-------- Data shown --------

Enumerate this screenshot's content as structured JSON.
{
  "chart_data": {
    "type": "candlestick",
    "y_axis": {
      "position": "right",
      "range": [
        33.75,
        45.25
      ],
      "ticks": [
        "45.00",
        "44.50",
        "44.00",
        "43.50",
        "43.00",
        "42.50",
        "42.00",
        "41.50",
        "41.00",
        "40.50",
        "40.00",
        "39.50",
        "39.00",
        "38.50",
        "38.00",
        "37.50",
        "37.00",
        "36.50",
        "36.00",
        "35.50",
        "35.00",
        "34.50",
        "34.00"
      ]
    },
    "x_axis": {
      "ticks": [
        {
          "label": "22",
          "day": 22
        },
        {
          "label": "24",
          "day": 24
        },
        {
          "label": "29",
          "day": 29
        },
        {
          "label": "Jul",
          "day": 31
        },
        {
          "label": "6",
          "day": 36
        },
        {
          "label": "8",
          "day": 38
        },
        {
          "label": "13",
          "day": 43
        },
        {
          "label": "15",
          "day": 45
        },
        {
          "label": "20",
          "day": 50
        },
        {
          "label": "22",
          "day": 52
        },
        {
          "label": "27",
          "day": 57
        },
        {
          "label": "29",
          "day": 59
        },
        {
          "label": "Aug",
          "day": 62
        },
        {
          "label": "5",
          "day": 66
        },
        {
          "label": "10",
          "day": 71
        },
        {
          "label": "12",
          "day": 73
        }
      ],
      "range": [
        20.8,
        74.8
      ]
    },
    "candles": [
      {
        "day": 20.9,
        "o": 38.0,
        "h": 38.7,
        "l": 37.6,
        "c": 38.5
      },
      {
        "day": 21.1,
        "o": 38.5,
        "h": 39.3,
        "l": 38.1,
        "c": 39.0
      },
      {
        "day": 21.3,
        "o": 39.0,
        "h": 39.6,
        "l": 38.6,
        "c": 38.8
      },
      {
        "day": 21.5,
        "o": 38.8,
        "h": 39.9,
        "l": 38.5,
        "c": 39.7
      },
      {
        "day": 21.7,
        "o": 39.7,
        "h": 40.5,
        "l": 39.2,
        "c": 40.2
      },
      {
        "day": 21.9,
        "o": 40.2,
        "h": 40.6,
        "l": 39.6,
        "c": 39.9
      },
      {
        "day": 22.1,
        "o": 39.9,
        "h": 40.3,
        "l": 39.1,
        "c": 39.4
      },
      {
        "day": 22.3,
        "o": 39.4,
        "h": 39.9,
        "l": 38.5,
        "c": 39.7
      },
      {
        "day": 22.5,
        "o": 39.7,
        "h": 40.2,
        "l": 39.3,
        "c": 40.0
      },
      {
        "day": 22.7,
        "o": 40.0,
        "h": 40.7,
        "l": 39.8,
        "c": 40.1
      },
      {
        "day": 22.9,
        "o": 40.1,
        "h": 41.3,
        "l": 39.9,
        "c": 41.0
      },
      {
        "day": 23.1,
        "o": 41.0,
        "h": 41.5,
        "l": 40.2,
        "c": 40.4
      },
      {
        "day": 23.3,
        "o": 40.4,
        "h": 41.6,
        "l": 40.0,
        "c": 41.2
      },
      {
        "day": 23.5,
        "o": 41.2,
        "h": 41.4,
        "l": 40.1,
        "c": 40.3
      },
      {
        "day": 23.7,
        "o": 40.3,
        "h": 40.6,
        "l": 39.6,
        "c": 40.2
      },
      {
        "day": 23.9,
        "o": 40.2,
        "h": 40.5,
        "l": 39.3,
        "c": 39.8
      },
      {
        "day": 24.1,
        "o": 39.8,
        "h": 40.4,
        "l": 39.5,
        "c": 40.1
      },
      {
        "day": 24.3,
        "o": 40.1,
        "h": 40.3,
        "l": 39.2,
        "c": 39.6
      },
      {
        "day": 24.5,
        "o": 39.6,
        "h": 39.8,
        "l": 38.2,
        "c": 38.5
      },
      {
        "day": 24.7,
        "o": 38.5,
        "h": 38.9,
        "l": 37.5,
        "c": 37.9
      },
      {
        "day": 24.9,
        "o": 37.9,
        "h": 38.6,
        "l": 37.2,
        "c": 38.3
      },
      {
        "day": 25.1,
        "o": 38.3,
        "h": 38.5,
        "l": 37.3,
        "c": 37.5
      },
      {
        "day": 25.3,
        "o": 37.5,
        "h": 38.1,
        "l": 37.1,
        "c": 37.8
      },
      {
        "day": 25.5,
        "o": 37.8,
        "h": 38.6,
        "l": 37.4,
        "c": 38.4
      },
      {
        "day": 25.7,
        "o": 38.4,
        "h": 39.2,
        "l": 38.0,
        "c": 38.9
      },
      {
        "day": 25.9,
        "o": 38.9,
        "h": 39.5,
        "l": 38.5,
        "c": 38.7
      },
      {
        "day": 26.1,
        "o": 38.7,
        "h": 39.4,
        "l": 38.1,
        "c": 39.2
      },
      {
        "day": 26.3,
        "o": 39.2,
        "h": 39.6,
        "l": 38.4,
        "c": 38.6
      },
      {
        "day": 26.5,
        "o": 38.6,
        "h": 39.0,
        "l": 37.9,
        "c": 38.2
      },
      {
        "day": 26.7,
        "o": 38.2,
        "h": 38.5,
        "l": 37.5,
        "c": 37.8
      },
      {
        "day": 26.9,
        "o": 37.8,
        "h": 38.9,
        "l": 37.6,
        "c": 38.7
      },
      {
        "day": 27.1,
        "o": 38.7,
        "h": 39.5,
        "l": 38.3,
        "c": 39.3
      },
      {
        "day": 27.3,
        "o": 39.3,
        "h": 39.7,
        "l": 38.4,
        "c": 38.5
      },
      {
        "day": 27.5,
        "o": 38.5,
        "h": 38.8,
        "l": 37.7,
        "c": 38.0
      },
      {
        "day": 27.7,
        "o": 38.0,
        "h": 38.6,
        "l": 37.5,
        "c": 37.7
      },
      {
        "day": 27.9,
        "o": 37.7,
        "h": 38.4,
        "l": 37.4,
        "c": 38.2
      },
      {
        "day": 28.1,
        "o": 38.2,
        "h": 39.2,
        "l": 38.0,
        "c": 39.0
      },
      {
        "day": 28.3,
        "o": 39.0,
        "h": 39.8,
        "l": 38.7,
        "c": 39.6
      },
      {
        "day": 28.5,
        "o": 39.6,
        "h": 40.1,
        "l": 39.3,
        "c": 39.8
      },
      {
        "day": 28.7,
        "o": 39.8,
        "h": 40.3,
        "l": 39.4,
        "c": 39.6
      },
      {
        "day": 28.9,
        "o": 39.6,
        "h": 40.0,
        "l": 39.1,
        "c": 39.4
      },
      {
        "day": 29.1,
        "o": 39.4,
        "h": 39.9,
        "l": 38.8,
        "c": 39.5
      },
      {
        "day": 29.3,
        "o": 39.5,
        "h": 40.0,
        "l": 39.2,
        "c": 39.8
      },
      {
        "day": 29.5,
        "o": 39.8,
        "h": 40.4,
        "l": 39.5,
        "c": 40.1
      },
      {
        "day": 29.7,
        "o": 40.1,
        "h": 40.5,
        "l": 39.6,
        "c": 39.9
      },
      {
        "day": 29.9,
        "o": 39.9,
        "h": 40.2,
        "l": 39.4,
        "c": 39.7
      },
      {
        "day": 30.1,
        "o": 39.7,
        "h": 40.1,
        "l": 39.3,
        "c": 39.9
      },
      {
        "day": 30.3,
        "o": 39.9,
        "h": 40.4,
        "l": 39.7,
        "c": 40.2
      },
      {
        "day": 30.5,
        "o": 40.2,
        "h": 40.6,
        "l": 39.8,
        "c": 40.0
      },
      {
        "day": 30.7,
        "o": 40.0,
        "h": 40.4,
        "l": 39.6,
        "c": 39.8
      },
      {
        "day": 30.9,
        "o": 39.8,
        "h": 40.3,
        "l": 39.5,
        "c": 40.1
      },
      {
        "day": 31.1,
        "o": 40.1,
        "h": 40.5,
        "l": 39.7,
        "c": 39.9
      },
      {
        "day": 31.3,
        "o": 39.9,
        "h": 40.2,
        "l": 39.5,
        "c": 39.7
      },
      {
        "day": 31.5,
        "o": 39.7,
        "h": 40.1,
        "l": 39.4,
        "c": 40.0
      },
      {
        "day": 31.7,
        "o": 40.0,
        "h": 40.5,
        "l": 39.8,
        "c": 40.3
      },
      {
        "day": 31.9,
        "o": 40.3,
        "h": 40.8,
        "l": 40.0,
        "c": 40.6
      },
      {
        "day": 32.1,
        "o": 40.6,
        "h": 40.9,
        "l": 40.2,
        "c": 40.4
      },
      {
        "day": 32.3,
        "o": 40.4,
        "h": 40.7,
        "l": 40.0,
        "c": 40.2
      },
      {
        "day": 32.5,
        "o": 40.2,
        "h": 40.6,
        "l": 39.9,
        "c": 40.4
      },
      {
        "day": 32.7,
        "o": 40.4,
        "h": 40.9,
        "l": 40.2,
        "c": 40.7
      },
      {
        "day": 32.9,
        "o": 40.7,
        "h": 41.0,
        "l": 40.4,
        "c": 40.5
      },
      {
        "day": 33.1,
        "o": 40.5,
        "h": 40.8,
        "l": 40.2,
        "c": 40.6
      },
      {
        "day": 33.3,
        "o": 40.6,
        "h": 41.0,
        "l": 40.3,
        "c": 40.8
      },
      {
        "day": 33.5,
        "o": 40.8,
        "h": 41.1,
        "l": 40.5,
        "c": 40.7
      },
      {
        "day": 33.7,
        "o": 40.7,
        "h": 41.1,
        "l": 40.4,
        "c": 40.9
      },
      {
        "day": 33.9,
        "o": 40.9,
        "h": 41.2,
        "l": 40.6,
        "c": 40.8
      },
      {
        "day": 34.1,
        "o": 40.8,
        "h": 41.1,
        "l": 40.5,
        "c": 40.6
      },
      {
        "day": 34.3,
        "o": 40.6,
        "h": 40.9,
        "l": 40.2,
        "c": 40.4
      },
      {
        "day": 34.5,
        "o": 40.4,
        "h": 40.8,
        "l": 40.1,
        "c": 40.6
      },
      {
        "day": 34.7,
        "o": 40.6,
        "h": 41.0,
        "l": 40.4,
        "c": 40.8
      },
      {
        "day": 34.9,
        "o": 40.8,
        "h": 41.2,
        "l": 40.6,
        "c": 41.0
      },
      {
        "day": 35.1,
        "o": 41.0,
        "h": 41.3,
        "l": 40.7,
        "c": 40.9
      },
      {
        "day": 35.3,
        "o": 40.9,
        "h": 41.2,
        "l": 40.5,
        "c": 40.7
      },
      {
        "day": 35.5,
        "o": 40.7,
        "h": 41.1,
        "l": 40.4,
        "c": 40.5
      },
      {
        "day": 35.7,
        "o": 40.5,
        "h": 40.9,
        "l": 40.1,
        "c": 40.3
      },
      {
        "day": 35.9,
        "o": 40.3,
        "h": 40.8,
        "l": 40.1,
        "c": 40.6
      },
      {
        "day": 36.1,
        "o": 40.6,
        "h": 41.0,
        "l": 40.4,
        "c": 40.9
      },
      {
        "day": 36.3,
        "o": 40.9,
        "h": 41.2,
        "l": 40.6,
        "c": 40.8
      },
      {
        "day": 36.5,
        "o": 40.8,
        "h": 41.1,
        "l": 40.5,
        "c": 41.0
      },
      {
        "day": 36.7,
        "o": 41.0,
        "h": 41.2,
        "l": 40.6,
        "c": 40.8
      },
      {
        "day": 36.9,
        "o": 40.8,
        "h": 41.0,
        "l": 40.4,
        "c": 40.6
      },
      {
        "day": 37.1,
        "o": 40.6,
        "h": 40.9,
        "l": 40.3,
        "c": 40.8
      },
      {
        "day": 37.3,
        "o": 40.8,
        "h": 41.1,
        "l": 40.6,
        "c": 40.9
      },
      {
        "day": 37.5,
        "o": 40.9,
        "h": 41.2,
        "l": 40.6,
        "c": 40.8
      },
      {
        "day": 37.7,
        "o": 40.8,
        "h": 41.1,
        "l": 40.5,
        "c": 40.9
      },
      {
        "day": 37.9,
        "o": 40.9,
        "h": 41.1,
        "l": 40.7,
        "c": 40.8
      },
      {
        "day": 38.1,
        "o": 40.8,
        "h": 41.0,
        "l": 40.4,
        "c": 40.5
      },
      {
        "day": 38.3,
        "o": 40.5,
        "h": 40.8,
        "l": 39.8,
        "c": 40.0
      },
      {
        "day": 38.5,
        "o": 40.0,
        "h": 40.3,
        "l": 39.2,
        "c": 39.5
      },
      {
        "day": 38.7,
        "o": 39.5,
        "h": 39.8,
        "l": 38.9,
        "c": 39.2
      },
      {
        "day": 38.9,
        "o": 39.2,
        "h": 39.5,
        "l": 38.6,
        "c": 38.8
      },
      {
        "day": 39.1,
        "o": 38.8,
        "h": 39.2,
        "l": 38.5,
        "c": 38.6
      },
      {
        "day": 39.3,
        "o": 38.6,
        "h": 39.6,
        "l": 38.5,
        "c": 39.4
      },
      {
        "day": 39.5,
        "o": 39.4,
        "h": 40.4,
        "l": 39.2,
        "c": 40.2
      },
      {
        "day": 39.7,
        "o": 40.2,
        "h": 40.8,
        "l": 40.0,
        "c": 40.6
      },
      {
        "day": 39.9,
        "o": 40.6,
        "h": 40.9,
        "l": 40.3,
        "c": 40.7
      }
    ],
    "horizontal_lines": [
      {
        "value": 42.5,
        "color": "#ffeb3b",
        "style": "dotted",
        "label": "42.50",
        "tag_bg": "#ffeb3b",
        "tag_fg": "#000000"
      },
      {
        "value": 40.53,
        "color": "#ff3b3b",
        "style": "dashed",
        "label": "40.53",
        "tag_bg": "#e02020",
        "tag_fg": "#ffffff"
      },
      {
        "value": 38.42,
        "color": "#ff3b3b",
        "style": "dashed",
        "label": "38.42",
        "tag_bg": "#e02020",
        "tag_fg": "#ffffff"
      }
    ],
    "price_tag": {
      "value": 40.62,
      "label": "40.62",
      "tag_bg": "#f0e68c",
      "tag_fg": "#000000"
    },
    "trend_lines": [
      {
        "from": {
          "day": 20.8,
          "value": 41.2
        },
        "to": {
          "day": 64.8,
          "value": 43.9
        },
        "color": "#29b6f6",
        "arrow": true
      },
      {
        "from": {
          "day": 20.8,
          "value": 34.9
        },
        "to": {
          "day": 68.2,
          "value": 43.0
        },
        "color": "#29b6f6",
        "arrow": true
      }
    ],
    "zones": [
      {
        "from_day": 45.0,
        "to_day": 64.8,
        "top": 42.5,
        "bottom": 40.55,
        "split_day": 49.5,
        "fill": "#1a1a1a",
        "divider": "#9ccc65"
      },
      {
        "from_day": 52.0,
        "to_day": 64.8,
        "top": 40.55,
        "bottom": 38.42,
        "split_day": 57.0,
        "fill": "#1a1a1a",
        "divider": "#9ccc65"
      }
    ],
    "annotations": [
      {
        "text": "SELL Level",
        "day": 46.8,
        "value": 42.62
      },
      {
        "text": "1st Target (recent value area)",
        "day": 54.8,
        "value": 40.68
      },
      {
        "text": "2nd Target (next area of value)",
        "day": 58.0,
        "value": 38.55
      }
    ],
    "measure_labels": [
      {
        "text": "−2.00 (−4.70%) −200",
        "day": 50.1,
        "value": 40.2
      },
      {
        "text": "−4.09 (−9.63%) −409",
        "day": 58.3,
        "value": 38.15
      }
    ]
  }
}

--------

What the task requires: Collect the lines that hold "area".

Output:
        "text": "1st Target (recent value area)",
        "text": "2nd Target (next area of value)",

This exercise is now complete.